WHAT THE TASK REQUIRES:
Every line with the word "bilan" in it should be extracted from the data that follows.
^^^^^^^^^^^^^^^^
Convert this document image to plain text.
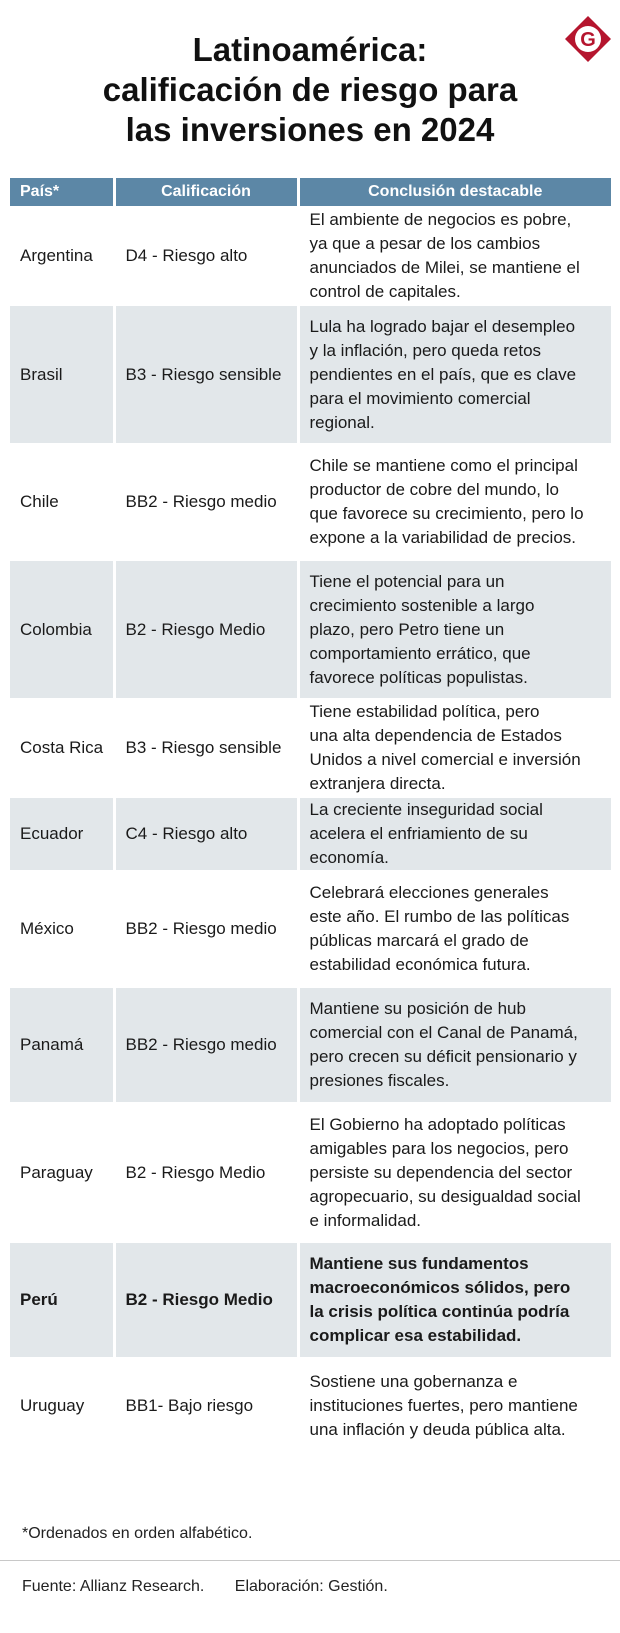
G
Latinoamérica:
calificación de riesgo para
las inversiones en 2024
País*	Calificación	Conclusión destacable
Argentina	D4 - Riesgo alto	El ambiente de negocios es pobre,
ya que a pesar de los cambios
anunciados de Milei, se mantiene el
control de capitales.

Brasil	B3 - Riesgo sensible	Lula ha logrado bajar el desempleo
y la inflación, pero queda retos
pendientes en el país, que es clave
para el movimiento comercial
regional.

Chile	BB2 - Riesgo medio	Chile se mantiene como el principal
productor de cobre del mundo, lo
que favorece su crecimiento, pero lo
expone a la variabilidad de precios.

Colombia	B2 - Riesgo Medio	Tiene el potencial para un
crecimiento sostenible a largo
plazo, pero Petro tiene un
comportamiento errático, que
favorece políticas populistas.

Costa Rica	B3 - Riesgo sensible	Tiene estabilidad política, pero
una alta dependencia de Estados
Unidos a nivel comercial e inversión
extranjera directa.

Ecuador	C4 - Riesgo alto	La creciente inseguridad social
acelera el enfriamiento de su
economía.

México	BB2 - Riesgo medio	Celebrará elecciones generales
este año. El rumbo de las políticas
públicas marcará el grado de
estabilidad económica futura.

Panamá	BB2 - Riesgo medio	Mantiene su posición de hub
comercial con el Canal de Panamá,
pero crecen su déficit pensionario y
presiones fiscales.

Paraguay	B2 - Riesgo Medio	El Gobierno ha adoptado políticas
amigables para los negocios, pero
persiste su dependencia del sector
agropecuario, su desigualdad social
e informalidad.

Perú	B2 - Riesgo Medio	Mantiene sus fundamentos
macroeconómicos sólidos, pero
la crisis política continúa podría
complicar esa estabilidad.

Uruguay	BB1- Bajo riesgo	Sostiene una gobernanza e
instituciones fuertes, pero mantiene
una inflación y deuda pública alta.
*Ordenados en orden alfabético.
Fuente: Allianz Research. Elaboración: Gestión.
^^^^^^^^^^^^^^^^
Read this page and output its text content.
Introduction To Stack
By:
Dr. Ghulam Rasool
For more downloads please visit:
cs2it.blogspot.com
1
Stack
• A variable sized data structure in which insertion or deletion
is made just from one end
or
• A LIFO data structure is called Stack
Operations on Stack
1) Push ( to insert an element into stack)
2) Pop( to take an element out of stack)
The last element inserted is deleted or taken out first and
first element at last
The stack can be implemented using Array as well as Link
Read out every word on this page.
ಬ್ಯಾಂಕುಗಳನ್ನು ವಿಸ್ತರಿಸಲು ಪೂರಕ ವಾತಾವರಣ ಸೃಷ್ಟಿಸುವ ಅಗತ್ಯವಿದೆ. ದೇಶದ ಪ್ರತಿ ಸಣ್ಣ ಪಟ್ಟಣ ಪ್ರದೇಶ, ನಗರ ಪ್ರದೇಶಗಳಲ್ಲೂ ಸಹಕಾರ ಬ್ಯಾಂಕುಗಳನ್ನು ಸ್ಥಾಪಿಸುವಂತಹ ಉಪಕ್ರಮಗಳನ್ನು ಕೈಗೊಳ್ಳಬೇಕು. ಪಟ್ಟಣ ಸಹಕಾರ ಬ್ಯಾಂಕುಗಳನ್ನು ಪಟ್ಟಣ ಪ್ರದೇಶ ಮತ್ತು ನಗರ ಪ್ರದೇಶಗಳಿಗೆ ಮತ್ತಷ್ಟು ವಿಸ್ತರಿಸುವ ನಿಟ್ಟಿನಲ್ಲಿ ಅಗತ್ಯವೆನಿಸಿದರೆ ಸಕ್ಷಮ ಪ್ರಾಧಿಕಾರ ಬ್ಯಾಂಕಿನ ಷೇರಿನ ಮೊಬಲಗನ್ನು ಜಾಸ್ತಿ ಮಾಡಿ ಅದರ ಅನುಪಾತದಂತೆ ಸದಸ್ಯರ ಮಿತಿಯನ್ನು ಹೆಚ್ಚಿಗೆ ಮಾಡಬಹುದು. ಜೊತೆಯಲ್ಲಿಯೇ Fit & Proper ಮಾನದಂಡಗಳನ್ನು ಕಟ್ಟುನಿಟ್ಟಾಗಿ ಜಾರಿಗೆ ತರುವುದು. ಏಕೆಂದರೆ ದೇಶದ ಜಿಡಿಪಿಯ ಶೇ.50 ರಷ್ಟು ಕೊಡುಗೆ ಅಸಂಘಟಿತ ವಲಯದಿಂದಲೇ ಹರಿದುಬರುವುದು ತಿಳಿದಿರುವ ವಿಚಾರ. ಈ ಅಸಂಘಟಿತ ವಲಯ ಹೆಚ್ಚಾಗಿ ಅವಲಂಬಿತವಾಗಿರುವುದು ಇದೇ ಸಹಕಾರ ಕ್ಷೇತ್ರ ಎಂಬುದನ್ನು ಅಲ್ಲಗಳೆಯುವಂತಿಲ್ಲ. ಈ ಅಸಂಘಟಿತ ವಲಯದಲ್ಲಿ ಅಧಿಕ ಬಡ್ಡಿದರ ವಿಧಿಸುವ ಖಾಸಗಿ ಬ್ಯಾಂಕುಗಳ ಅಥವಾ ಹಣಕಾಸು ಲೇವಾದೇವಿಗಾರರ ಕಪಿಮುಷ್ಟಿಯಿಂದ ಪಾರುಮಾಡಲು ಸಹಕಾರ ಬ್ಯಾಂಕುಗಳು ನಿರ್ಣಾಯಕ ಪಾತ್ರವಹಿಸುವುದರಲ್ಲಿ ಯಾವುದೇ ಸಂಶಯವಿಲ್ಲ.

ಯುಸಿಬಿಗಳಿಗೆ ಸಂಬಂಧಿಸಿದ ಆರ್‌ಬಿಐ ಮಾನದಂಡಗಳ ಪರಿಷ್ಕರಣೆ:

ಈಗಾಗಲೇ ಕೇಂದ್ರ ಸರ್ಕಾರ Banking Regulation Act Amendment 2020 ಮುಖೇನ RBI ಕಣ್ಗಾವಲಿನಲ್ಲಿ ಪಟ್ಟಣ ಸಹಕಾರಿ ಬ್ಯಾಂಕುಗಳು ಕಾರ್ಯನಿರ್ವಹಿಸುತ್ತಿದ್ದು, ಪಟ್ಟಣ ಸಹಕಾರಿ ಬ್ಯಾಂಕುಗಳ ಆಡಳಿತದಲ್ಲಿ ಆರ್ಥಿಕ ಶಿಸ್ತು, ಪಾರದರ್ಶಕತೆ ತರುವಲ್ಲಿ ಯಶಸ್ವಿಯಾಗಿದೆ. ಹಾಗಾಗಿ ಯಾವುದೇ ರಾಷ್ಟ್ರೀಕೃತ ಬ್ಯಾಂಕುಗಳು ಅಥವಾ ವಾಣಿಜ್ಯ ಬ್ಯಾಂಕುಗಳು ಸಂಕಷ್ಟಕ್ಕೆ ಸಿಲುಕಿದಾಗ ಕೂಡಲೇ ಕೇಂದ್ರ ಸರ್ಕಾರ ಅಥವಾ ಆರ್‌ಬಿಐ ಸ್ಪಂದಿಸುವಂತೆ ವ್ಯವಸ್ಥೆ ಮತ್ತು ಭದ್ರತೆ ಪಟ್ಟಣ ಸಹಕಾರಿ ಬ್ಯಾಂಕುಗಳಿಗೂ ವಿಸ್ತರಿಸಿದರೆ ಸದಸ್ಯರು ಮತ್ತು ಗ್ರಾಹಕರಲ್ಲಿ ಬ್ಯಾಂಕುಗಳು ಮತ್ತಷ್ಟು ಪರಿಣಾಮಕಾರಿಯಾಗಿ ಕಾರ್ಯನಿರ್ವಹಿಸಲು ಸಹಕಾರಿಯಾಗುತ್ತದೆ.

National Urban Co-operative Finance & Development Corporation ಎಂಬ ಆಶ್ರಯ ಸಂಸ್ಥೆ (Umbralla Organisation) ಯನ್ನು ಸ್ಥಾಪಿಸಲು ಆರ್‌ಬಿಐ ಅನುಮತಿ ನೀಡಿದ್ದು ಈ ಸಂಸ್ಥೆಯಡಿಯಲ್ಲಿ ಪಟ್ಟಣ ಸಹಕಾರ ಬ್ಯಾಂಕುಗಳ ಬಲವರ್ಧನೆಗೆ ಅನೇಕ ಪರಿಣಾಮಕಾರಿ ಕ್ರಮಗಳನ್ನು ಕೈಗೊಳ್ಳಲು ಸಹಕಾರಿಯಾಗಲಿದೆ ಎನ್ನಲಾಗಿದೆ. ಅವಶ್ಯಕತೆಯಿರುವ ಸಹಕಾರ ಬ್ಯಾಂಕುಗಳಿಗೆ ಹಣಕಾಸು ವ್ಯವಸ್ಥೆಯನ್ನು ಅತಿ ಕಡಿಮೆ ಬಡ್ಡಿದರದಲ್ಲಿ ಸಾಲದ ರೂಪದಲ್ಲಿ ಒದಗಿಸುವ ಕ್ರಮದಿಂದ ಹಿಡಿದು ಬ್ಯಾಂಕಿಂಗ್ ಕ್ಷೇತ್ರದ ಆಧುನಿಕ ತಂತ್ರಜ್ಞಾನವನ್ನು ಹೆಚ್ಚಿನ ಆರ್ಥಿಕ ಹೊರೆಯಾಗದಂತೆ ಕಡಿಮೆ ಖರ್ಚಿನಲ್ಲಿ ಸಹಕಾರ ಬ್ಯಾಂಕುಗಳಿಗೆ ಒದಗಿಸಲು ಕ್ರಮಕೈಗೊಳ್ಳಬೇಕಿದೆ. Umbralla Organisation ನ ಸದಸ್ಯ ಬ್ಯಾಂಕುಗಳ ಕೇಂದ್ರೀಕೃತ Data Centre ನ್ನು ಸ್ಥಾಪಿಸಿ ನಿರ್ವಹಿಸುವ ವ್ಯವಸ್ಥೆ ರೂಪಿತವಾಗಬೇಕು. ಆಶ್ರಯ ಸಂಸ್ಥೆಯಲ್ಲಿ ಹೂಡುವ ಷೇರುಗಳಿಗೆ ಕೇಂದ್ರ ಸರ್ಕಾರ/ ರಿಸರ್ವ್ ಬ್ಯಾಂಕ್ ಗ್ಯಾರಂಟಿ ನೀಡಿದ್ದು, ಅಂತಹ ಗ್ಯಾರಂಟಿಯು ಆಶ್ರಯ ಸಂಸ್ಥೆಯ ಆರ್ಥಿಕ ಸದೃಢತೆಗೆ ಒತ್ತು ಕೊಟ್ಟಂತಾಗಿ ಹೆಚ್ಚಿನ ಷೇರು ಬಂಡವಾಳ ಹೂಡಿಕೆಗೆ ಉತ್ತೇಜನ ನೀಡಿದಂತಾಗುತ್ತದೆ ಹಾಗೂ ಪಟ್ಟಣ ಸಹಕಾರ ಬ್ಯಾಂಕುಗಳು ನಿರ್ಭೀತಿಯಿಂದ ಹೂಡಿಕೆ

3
^^^^^^^^^^^^^^^^
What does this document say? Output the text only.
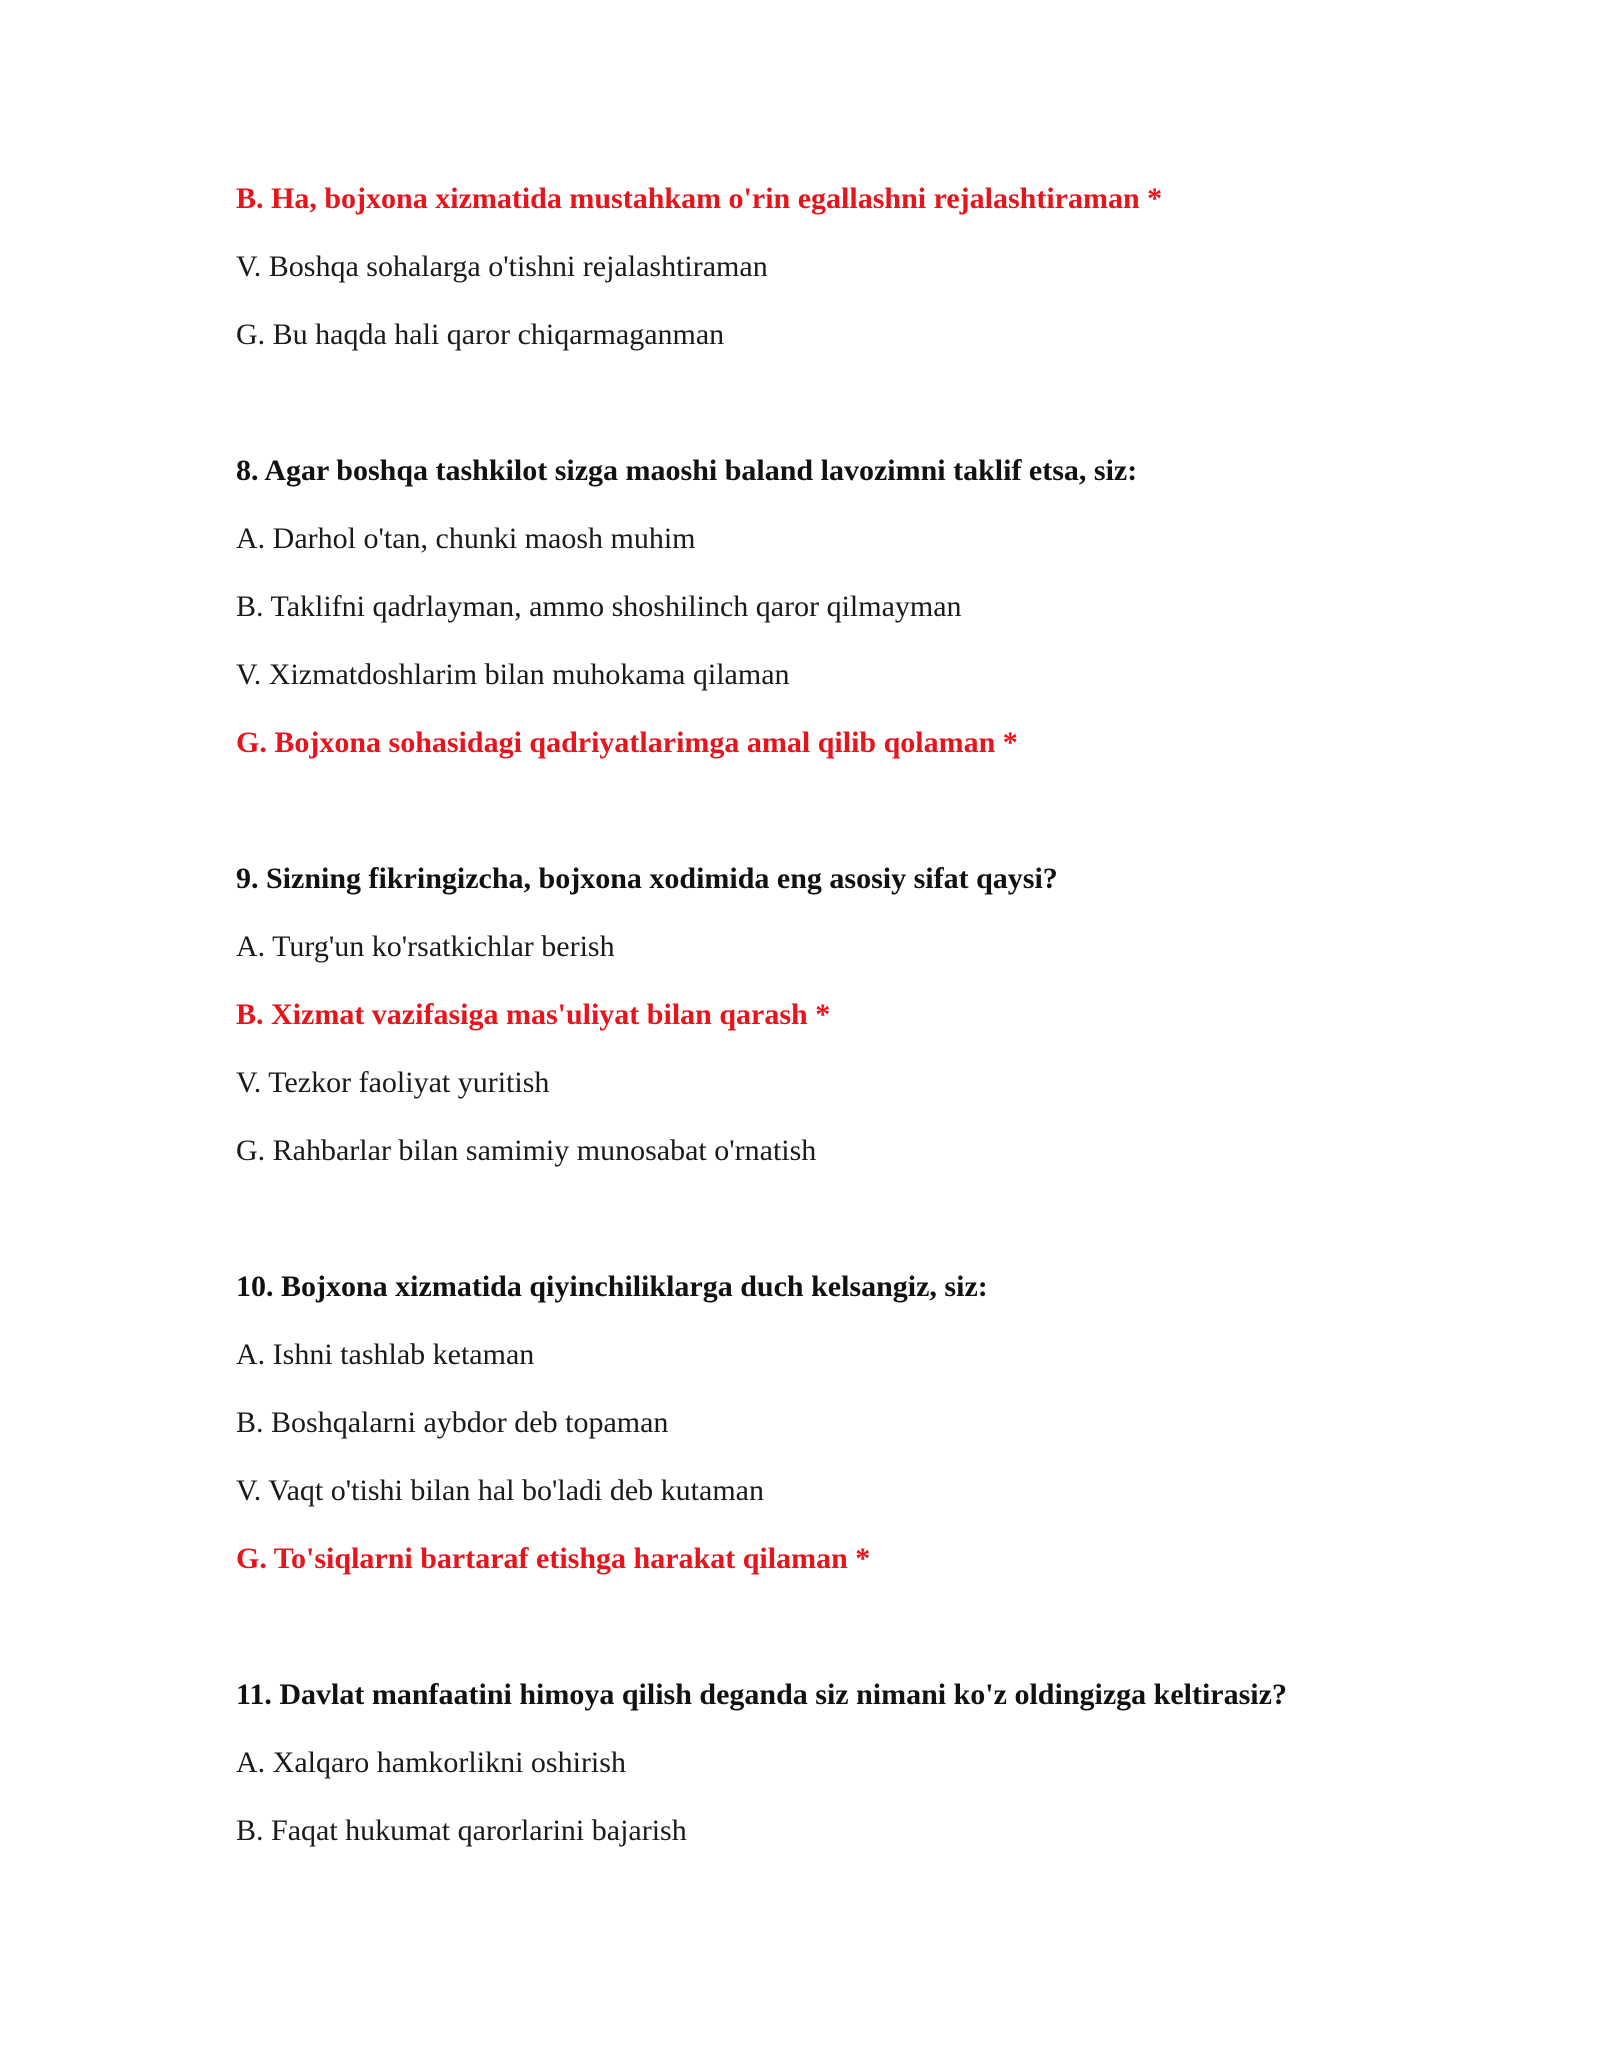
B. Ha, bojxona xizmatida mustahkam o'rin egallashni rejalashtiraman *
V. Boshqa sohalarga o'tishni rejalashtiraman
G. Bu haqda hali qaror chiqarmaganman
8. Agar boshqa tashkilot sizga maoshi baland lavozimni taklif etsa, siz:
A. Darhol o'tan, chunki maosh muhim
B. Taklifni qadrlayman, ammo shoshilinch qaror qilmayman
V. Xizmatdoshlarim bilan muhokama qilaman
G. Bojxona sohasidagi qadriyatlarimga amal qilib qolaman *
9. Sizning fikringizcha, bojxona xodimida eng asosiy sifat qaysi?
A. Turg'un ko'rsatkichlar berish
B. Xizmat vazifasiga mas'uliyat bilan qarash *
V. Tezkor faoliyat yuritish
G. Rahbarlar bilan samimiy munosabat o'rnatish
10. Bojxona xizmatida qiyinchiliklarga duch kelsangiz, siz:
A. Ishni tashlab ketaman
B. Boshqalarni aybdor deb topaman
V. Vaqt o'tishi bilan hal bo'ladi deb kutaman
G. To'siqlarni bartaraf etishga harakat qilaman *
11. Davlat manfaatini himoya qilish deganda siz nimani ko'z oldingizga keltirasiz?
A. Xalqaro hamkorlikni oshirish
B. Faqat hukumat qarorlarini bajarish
^^^^^^^^^^^^^^^^
SOLUTION FOR THIS EXERCISE:
V. Xizmatdoshlarim bilan muhokama qilaman
B. Xizmat vazifasiga mas'uliyat bilan qarash *
G. Rahbarlar bilan samimiy munosabat o'rnatish
V. Vaqt o'tishi bilan hal bo'ladi deb kutaman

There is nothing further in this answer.